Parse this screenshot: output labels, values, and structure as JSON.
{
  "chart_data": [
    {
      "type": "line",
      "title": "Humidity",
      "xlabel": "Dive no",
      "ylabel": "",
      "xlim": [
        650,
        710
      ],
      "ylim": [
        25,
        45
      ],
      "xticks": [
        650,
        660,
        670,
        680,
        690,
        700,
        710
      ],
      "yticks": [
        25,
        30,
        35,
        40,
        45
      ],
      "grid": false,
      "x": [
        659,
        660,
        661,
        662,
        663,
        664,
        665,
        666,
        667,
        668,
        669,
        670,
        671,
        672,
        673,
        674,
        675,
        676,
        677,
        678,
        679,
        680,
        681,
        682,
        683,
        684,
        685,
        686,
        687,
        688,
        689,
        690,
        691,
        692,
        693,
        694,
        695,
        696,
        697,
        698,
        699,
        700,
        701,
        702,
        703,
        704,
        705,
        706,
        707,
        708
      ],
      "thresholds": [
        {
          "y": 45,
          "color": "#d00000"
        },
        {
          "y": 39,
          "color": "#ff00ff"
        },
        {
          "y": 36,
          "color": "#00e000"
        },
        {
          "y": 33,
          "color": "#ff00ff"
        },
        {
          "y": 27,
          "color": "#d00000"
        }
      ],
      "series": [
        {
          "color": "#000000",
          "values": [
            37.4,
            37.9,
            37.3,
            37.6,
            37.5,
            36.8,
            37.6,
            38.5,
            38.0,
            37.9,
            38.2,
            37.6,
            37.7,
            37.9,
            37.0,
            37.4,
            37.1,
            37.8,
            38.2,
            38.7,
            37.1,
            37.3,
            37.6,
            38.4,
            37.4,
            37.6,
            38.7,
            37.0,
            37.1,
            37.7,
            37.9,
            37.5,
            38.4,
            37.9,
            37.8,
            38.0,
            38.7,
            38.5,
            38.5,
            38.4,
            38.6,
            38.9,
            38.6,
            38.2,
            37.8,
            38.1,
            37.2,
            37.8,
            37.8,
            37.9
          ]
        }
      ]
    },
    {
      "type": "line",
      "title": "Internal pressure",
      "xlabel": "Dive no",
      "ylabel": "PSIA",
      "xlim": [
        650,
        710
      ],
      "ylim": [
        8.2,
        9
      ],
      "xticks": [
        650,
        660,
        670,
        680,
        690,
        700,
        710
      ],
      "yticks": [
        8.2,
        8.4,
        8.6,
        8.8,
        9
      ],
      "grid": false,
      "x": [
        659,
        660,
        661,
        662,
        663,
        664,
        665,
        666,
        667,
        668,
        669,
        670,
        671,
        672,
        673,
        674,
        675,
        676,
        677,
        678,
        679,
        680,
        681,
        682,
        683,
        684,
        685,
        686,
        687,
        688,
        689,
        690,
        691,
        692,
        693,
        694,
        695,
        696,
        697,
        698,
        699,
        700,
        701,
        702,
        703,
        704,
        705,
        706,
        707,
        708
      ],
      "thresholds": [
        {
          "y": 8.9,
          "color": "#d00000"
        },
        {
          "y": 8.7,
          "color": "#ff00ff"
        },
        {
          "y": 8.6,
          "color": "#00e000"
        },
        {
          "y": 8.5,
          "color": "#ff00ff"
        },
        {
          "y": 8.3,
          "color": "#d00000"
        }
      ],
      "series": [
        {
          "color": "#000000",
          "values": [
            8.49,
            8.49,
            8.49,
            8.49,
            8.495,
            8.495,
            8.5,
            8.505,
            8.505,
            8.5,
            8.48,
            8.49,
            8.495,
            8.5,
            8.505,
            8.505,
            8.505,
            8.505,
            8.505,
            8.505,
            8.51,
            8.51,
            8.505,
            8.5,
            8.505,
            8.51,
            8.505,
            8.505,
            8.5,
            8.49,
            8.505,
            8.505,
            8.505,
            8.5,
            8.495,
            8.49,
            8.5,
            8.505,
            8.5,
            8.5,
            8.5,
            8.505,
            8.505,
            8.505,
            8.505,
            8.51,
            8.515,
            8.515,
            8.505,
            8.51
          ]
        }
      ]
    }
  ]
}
========
▸ Aim of the task
Nothing should be left out: return all of the records exactly.

▸ Expected output
Parse this screenshot: output labels, values, and structure as JSON.
{
  "chart_data": [
    {
      "type": "line",
      "title": "Humidity",
      "xlabel": "Dive no",
      "ylabel": "",
      "xlim": [
        650,
        710
      ],
      "ylim": [
        25,
        45
      ],
      "xticks": [
        650,
        660,
        670,
        680,
        690,
        700,
        710
      ],
      "yticks": [
        25,
        30,
        35,
        40,
        45
      ],
      "grid": false,
      "x": [
        659,
        660,
        661,
        662,
        663,
        664,
        665,
        666,
        667,
        668,
        669,
        670,
        671,
        672,
        673,
        674,
        675,
        676,
        677,
        678,
        679,
        680,
        681,
        682,
        683,
        684,
        685,
        686,
        687,
        688,
        689,
        690,
        691,
        692,
        693,
        694,
        695,
        696,
        697,
        698,
        699,
        700,
        701,
        702,
        703,
        704,
        705,
        706,
        707,
        708
      ],
      "thresholds": [
        {
          "y": 45,
          "color": "#d00000"
        },
        {
          "y": 39,
          "color": "#ff00ff"
        },
        {
          "y": 36,
          "color": "#00e000"
        },
        {
          "y": 33,
          "color": "#ff00ff"
        },
        {
          "y": 27,
          "color": "#d00000"
        }
      ],
      "series": [
        {
          "color": "#000000",
          "values": [
            37.4,
            37.9,
            37.3,
            37.6,
            37.5,
            36.8,
            37.6,
            38.5,
            38.0,
            37.9,
            38.2,
            37.6,
            37.7,
            37.9,
            37.0,
            37.4,
            37.1,
            37.8,
            38.2,
            38.7,
            37.1,
            37.3,
            37.6,
            38.4,
            37.4,
            37.6,
            38.7,
            37.0,
            37.1,
            37.7,
            37.9,
            37.5,
            38.4,
            37.9,
            37.8,
            38.0,
            38.7,
            38.5,
            38.5,
            38.4,
            38.6,
            38.9,
            38.6,
            38.2,
            37.8,
            38.1,
            37.2,
            37.8,
            37.8,
            37.9
          ]
        }
      ]
    },
    {
      "type": "line",
      "title": "Internal pressure",
      "xlabel": "Dive no",
      "ylabel": "PSIA",
      "xlim": [
        650,
        710
      ],
      "ylim": [
        8.2,
        9
      ],
      "xticks": [
        650,
        660,
        670,
        680,
        690,
        700,
        710
      ],
      "yticks": [
        8.2,
        8.4,
        8.6,
        8.8,
        9
      ],
      "grid": false,
      "x": [
        659,
        660,
        661,
        662,
        663,
        664,
        665,
        666,
        667,
        668,
        669,
        670,
        671,
        672,
        673,
        674,
        675,
        676,
        677,
        678,
        679,
        680,
        681,
        682,
        683,
        684,
        685,
        686,
        687,
        688,
        689,
        690,
        691,
        692,
        693,
        694,
        695,
        696,
        697,
        698,
        699,
        700,
        701,
        702,
        703,
        704,
        705,
        706,
        707,
        708
      ],
      "thresholds": [
        {
          "y": 8.9,
          "color": "#d00000"
        },
        {
          "y": 8.7,
          "color": "#ff00ff"
        },
        {
          "y": 8.6,
          "color": "#00e000"
        },
        {
          "y": 8.5,
          "color": "#ff00ff"
        },
        {
          "y": 8.3,
          "color": "#d00000"
        }
      ],
      "series": [
        {
          "color": "#000000",
          "values": [
            8.49,
            8.49,
            8.49,
            8.49,
            8.495,
            8.495,
            8.5,
            8.505,
            8.505,
            8.5,
            8.48,
            8.49,
            8.495,
            8.5,
            8.505,
            8.505,
            8.505,
            8.505,
            8.505,
            8.505,
            8.51,
            8.51,
            8.505,
            8.5,
            8.505,
            8.51,
            8.505,
            8.505,
            8.5,
            8.49,
            8.505,
            8.505,
            8.505,
            8.5,
            8.495,
            8.49,
            8.5,
            8.505,
            8.5,
            8.5,
            8.5,
            8.505,
            8.505,
            8.505,
            8.505,
            8.51,
            8.515,
            8.515,
            8.505,
            8.51
          ]
        }
      ]
    }
  ]
}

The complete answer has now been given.